##### Given data #####
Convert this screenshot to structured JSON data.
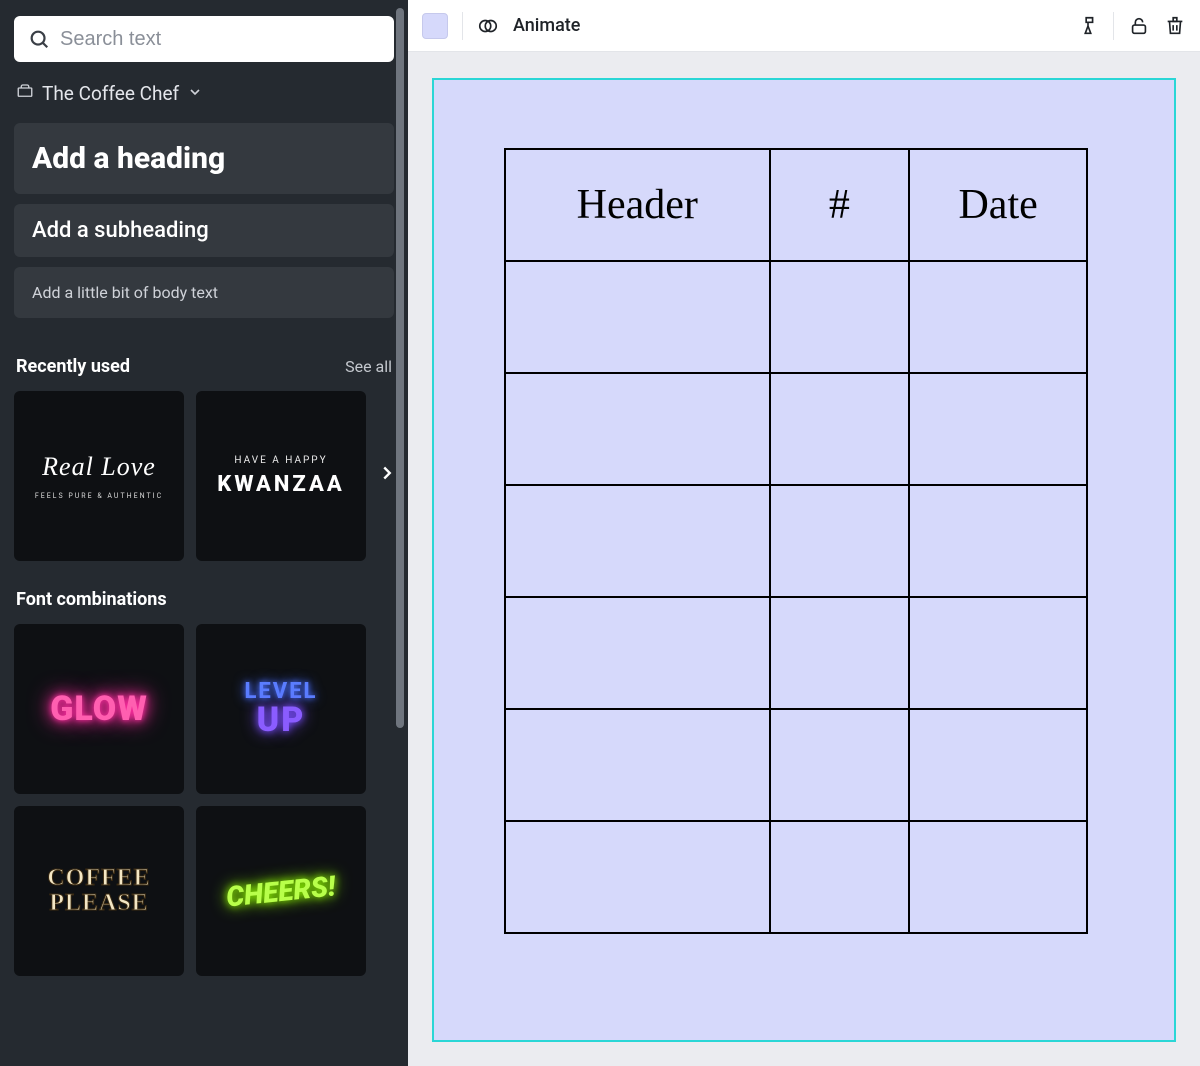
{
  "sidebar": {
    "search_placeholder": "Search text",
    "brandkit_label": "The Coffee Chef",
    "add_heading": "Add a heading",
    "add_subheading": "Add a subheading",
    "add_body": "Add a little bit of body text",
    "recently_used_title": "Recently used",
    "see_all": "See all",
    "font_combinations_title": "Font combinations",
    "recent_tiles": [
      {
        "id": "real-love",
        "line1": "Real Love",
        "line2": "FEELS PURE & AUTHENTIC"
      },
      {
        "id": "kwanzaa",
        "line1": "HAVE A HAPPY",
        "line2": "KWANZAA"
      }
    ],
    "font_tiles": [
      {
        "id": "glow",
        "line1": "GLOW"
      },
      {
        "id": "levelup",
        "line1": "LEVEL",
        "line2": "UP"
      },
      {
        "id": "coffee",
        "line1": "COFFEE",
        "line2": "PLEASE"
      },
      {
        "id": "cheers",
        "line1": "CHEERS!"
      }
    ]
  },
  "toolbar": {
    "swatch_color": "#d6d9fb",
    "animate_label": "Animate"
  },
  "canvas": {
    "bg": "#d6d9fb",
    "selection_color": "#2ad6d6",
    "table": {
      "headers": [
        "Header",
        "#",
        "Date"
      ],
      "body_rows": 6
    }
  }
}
#####
##### Given data #####
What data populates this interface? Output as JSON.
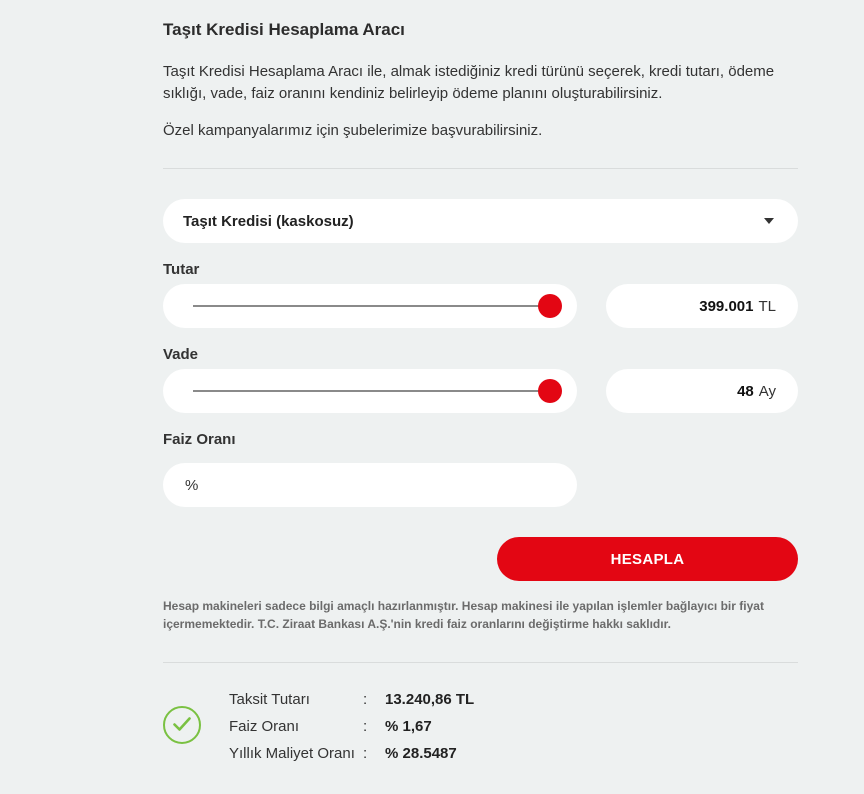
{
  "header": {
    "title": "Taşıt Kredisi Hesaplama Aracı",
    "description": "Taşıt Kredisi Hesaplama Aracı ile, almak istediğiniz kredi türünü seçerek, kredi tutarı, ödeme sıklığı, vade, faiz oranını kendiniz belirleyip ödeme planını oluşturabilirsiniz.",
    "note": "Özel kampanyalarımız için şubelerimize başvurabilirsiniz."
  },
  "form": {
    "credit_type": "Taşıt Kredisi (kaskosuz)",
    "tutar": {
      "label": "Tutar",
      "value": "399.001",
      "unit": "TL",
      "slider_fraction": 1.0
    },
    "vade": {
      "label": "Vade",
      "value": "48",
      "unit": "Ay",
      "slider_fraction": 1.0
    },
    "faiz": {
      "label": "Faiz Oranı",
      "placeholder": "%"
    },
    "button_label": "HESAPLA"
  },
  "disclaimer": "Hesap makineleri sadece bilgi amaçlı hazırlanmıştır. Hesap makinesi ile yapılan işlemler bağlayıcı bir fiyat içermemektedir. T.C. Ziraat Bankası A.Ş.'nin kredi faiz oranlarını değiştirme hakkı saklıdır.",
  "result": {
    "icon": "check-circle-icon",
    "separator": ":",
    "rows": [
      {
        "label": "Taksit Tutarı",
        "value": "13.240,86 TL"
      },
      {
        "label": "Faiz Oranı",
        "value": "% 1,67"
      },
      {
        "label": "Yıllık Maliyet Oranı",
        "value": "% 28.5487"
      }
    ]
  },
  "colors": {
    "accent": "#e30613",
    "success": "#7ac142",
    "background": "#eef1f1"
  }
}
#####
##### Given data #####
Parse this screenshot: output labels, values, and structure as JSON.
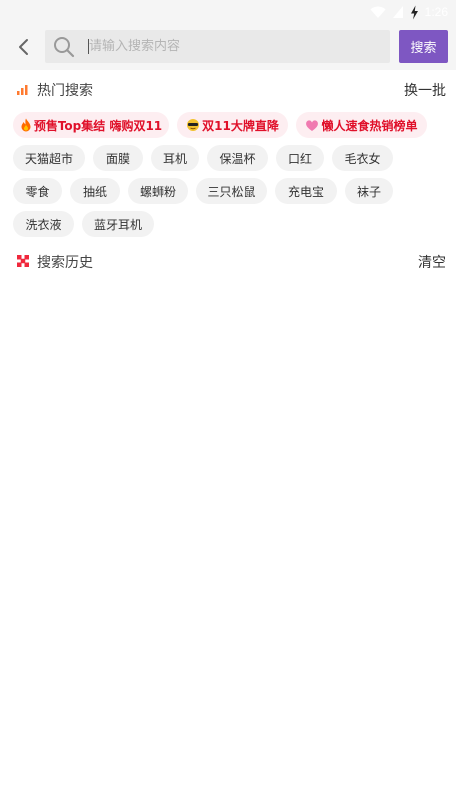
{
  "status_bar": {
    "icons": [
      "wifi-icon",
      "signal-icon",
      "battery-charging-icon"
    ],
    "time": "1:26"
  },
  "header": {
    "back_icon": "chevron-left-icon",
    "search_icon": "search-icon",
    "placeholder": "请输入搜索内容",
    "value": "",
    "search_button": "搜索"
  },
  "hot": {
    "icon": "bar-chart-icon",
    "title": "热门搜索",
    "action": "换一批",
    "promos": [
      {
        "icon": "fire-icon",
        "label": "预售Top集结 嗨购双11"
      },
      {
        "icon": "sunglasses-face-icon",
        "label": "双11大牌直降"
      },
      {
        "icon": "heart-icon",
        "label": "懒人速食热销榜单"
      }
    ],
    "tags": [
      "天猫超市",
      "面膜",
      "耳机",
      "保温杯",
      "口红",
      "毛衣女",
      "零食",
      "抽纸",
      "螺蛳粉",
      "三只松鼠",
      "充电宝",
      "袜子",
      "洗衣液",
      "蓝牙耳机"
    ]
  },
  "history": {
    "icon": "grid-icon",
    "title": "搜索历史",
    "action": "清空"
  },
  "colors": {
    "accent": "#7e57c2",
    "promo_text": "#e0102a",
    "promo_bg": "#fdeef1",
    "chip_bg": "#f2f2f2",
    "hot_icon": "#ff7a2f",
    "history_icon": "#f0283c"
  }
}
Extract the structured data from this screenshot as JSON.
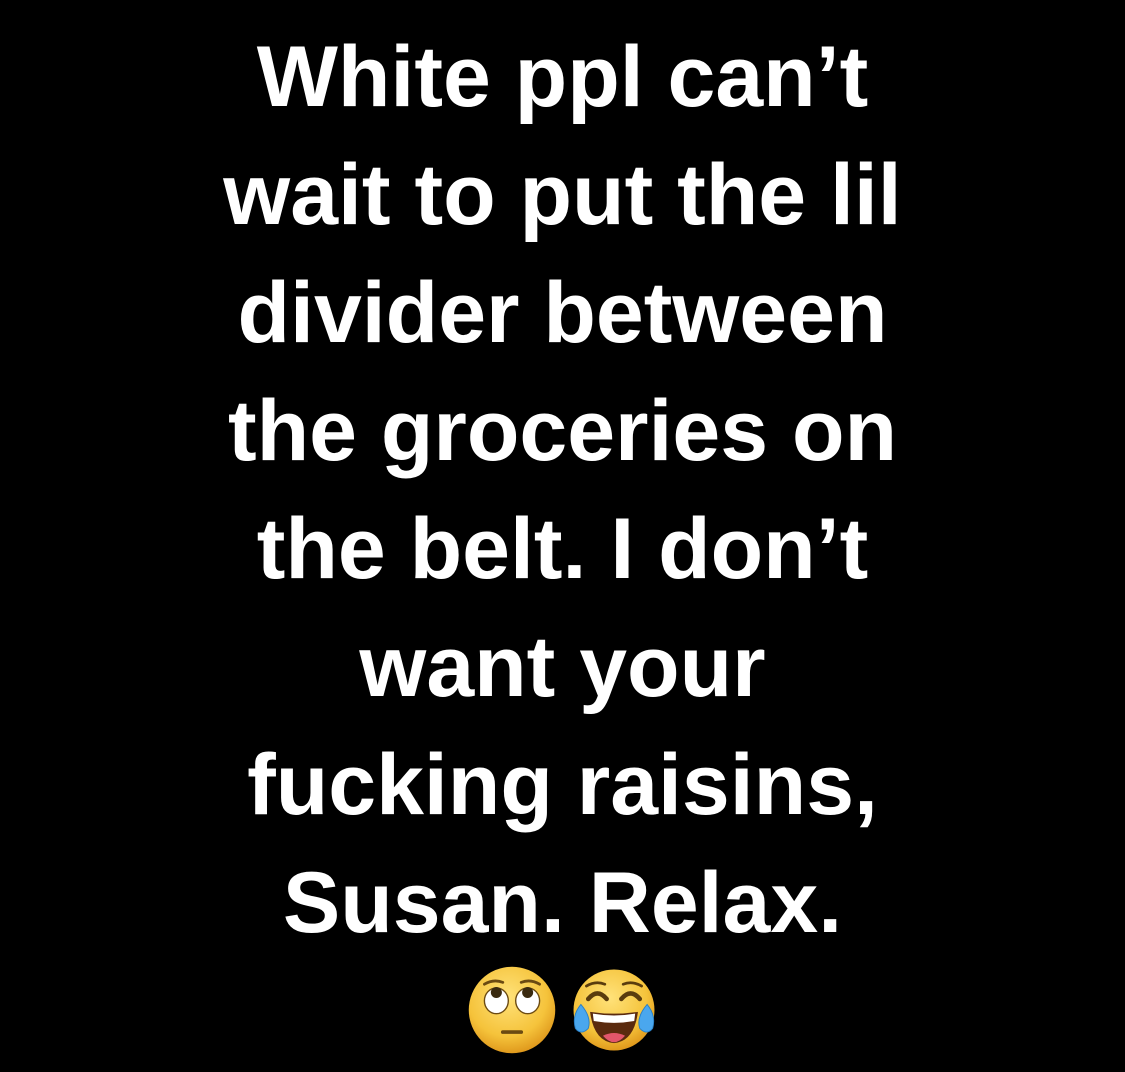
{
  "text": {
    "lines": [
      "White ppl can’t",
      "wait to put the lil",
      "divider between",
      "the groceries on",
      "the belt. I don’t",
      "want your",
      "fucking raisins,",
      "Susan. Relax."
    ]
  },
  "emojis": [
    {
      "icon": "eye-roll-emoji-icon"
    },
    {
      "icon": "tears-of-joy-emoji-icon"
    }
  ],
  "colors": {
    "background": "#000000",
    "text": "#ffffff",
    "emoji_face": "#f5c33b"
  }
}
#####
▸ **What is being asked**
Copy all lines from the listing that contain "background".

▸ **Exercise answer**
    "background": "#eef1f1"
    "background": "#000000",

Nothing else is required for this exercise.